» **Written request**: What follows is a block of records; reproduce all of it verbatim.

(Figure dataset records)
----------------
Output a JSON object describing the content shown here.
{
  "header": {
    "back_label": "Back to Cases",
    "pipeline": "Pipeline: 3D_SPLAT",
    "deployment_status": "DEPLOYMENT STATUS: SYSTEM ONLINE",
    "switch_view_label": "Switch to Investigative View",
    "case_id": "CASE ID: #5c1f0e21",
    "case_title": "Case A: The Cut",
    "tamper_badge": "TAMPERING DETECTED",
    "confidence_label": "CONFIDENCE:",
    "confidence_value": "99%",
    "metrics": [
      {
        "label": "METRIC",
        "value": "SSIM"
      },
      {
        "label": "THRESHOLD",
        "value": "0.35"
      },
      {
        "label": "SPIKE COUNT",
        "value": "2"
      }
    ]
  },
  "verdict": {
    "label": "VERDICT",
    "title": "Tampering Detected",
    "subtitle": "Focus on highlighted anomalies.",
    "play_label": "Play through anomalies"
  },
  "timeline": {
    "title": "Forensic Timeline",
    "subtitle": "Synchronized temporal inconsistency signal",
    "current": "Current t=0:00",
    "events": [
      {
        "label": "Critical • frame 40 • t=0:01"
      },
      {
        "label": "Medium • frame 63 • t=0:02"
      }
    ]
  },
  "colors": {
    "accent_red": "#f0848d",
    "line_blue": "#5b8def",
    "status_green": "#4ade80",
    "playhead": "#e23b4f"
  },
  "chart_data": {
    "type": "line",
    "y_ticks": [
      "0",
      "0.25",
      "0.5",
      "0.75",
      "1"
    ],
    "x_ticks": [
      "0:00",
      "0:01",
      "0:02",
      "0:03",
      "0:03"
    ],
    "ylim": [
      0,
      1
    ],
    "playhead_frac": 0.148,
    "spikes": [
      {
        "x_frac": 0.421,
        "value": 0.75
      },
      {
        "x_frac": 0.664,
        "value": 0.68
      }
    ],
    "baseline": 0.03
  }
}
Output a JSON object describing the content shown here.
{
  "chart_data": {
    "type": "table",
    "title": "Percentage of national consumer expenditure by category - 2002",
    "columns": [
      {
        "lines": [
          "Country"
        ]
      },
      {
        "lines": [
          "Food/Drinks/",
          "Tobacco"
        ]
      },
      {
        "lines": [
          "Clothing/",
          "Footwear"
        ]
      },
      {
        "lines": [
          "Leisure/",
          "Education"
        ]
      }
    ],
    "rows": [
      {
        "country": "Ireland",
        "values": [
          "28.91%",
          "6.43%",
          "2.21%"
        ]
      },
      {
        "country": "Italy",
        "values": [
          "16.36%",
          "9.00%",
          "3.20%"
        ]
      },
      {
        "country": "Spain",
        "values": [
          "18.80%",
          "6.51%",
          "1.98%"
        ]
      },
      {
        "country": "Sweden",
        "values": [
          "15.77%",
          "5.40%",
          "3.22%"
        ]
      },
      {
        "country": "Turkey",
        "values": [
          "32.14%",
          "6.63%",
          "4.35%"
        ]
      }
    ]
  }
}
----------------
» **Output of the task**:
Output a JSON object describing the content shown here.
{
  "header": {
    "back_label": "Back to Cases",
    "pipeline": "Pipeline: 3D_SPLAT",
    "deployment_status": "DEPLOYMENT STATUS: SYSTEM ONLINE",
    "switch_view_label": "Switch to Investigative View",
    "case_id": "CASE ID: #5c1f0e21",
    "case_title": "Case A: The Cut",
    "tamper_badge": "TAMPERING DETECTED",
    "confidence_label": "CONFIDENCE:",
    "confidence_value": "99%",
    "metrics": [
      {
        "label": "METRIC",
        "value": "SSIM"
      },
      {
        "label": "THRESHOLD",
        "value": "0.35"
      },
      {
        "label": "SPIKE COUNT",
        "value": "2"
      }
    ]
  },
  "verdict": {
    "label": "VERDICT",
    "title": "Tampering Detected",
    "subtitle": "Focus on highlighted anomalies.",
    "play_label": "Play through anomalies"
  },
  "timeline": {
    "title": "Forensic Timeline",
    "subtitle": "Synchronized temporal inconsistency signal",
    "current": "Current t=0:00",
    "events": [
      {
        "label": "Critical • frame 40 • t=0:01"
      },
      {
        "label": "Medium • frame 63 • t=0:02"
      }
    ]
  },
  "colors": {
    "accent_red": "#f0848d",
    "line_blue": "#5b8def",
    "status_green": "#4ade80",
    "playhead": "#e23b4f"
  },
  "chart_data": {
    "type": "line",
    "y_ticks": [
      "0",
      "0.25",
      "0.5",
      "0.75",
      "1"
    ],
    "x_ticks": [
      "0:00",
      "0:01",
      "0:02",
      "0:03",
      "0:03"
    ],
    "ylim": [
      0,
      1
    ],
    "playhead_frac": 0.148,
    "spikes": [
      {
        "x_frac": 0.421,
        "value": 0.75
      },
      {
        "x_frac": 0.664,
        "value": 0.68
      }
    ],
    "baseline": 0.03
  }
}
Output a JSON object describing the content shown here.
{
  "chart_data": {
    "type": "table",
    "title": "Percentage of national consumer expenditure by category - 2002",
    "columns": [
      {
        "lines": [
          "Country"
        ]
      },
      {
        "lines": [
          "Food/Drinks/",
          "Tobacco"
        ]
      },
      {
        "lines": [
          "Clothing/",
          "Footwear"
        ]
      },
      {
        "lines": [
          "Leisure/",
          "Education"
        ]
      }
    ],
    "rows": [
      {
        "country": "Ireland",
        "values": [
          "28.91%",
          "6.43%",
          "2.21%"
        ]
      },
      {
        "country": "Italy",
        "values": [
          "16.36%",
          "9.00%",
          "3.20%"
        ]
      },
      {
        "country": "Spain",
        "values": [
          "18.80%",
          "6.51%",
          "1.98%"
        ]
      },
      {
        "country": "Sweden",
        "values": [
          "15.77%",
          "5.40%",
          "3.22%"
        ]
      },
      {
        "country": "Turkey",
        "values": [
          "32.14%",
          "6.63%",
          "4.35%"
        ]
      }
    ]
  }
}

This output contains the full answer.